_TASK BRIEF_.
A faithful copy of the whole listing is required.

_ _ _ _ _ _ _

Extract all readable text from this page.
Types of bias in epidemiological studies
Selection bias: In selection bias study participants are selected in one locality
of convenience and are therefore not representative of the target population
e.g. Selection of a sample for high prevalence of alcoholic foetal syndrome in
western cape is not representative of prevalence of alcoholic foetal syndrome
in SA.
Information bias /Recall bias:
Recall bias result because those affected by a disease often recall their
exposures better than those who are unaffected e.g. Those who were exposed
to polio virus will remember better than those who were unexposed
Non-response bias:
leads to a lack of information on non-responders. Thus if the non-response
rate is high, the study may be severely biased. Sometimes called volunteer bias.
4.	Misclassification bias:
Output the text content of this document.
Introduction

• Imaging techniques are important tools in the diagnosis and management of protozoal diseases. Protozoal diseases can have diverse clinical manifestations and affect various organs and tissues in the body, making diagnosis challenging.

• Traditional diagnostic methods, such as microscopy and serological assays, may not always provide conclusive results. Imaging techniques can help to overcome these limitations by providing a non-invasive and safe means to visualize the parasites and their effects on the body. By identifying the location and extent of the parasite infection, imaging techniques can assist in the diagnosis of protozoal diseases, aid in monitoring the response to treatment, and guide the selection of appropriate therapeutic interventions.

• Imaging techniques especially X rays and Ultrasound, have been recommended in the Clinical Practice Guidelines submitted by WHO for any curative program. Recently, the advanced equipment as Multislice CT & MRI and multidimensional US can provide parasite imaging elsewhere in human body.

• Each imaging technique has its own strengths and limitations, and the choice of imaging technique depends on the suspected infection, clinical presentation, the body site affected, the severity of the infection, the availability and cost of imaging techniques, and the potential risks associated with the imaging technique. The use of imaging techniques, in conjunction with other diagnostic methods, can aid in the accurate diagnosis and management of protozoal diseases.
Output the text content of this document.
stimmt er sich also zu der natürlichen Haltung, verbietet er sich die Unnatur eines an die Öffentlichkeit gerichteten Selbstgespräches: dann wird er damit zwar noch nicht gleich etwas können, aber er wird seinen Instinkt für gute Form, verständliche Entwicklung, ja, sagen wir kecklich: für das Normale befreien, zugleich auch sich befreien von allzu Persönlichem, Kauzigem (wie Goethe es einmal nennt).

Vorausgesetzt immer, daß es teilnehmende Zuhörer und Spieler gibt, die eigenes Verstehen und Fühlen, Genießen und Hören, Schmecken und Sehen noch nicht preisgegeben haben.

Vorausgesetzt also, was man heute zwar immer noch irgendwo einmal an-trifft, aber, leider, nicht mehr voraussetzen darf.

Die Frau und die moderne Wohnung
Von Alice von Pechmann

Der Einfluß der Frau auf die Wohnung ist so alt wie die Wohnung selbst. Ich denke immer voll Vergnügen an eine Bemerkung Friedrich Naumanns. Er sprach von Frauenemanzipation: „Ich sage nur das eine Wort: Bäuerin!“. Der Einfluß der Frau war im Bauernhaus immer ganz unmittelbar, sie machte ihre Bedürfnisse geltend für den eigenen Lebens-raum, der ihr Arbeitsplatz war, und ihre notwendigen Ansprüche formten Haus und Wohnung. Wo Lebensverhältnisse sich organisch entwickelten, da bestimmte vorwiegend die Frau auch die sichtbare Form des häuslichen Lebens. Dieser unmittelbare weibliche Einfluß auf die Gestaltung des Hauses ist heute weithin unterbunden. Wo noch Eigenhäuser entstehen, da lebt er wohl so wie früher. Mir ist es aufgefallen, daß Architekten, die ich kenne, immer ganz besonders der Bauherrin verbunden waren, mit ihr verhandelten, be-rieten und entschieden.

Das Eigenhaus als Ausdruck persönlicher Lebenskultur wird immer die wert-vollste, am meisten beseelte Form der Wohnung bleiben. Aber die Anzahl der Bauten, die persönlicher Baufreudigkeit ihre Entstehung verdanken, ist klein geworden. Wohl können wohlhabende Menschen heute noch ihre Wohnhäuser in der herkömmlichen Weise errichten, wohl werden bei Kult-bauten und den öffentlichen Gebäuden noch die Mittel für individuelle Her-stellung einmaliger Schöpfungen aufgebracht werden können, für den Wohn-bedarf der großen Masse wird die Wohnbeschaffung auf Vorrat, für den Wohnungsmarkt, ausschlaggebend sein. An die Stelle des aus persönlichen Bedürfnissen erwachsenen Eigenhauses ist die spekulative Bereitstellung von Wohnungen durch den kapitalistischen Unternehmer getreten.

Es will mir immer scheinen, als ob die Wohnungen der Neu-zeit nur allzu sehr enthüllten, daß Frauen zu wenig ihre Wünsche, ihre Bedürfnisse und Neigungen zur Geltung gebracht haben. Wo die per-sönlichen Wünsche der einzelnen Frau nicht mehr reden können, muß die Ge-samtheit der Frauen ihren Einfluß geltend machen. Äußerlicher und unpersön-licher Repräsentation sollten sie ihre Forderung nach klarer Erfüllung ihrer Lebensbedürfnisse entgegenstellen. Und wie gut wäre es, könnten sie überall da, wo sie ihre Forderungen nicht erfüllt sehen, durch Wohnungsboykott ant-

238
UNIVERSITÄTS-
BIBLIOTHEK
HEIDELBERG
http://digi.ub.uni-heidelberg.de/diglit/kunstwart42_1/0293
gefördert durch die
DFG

_ _ _ _ _ _ _

_TASK SOLUTION_.
Extract all readable text from this page.
Types of bias in epidemiological studies
Selection bias: In selection bias study participants are selected in one locality
of convenience and are therefore not representative of the target population
e.g. Selection of a sample for high prevalence of alcoholic foetal syndrome in
western cape is not representative of prevalence of alcoholic foetal syndrome
in SA.
Information bias /Recall bias:
Recall bias result because those affected by a disease often recall their
exposures better than those who are unaffected e.g. Those who were exposed
to polio virus will remember better than those who were unexposed
Non-response bias:
leads to a lack of information on non-responders. Thus if the non-response
rate is high, the study may be severely biased. Sometimes called volunteer bias.
4.	Misclassification bias:
Output the text content of this document.
Introduction

• Imaging techniques are important tools in the diagnosis and management of protozoal diseases. Protozoal diseases can have diverse clinical manifestations and affect various organs and tissues in the body, making diagnosis challenging.

• Traditional diagnostic methods, such as microscopy and serological assays, may not always provide conclusive results. Imaging techniques can help to overcome these limitations by providing a non-invasive and safe means to visualize the parasites and their effects on the body. By identifying the location and extent of the parasite infection, imaging techniques can assist in the diagnosis of protozoal diseases, aid in monitoring the response to treatment, and guide the selection of appropriate therapeutic interventions.

• Imaging techniques especially X rays and Ultrasound, have been recommended in the Clinical Practice Guidelines submitted by WHO for any curative program. Recently, the advanced equipment as Multislice CT & MRI and multidimensional US can provide parasite imaging elsewhere in human body.

• Each imaging technique has its own strengths and limitations, and the choice of imaging technique depends on the suspected infection, clinical presentation, the body site affected, the severity of the infection, the availability and cost of imaging techniques, and the potential risks associated with the imaging technique. The use of imaging techniques, in conjunction with other diagnostic methods, can aid in the accurate diagnosis and management of protozoal diseases.
Output the text content of this document.
stimmt er sich also zu der natürlichen Haltung, verbietet er sich die Unnatur eines an die Öffentlichkeit gerichteten Selbstgespräches: dann wird er damit zwar noch nicht gleich etwas können, aber er wird seinen Instinkt für gute Form, verständliche Entwicklung, ja, sagen wir kecklich: für das Normale befreien, zugleich auch sich befreien von allzu Persönlichem, Kauzigem (wie Goethe es einmal nennt).

Vorausgesetzt immer, daß es teilnehmende Zuhörer und Spieler gibt, die eigenes Verstehen und Fühlen, Genießen und Hören, Schmecken und Sehen noch nicht preisgegeben haben.

Vorausgesetzt also, was man heute zwar immer noch irgendwo einmal an-trifft, aber, leider, nicht mehr voraussetzen darf.

Die Frau und die moderne Wohnung
Von Alice von Pechmann

Der Einfluß der Frau auf die Wohnung ist so alt wie die Wohnung selbst. Ich denke immer voll Vergnügen an eine Bemerkung Friedrich Naumanns. Er sprach von Frauenemanzipation: „Ich sage nur das eine Wort: Bäuerin!“. Der Einfluß der Frau war im Bauernhaus immer ganz unmittelbar, sie machte ihre Bedürfnisse geltend für den eigenen Lebens-raum, der ihr Arbeitsplatz war, und ihre notwendigen Ansprüche formten Haus und Wohnung. Wo Lebensverhältnisse sich organisch entwickelten, da bestimmte vorwiegend die Frau auch die sichtbare Form des häuslichen Lebens. Dieser unmittelbare weibliche Einfluß auf die Gestaltung des Hauses ist heute weithin unterbunden. Wo noch Eigenhäuser entstehen, da lebt er wohl so wie früher. Mir ist es aufgefallen, daß Architekten, die ich kenne, immer ganz besonders der Bauherrin verbunden waren, mit ihr verhandelten, be-rieten und entschieden.

Das Eigenhaus als Ausdruck persönlicher Lebenskultur wird immer die wert-vollste, am meisten beseelte Form der Wohnung bleiben. Aber die Anzahl der Bauten, die persönlicher Baufreudigkeit ihre Entstehung verdanken, ist klein geworden. Wohl können wohlhabende Menschen heute noch ihre Wohnhäuser in der herkömmlichen Weise errichten, wohl werden bei Kult-bauten und den öffentlichen Gebäuden noch die Mittel für individuelle Her-stellung einmaliger Schöpfungen aufgebracht werden können, für den Wohn-bedarf der großen Masse wird die Wohnbeschaffung auf Vorrat, für den Wohnungsmarkt, ausschlaggebend sein. An die Stelle des aus persönlichen Bedürfnissen erwachsenen Eigenhauses ist die spekulative Bereitstellung von Wohnungen durch den kapitalistischen Unternehmer getreten.

Es will mir immer scheinen, als ob die Wohnungen der Neu-zeit nur allzu sehr enthüllten, daß Frauen zu wenig ihre Wünsche, ihre Bedürfnisse und Neigungen zur Geltung gebracht haben. Wo die per-sönlichen Wünsche der einzelnen Frau nicht mehr reden können, muß die Ge-samtheit der Frauen ihren Einfluß geltend machen. Äußerlicher und unpersön-licher Repräsentation sollten sie ihre Forderung nach klarer Erfüllung ihrer Lebensbedürfnisse entgegenstellen. Und wie gut wäre es, könnten sie überall da, wo sie ihre Forderungen nicht erfüllt sehen, durch Wohnungsboykott ant-

238
UNIVERSITÄTS-
BIBLIOTHEK
HEIDELBERG
http://digi.ub.uni-heidelberg.de/diglit/kunstwart42_1/0293
gefördert durch die
DFG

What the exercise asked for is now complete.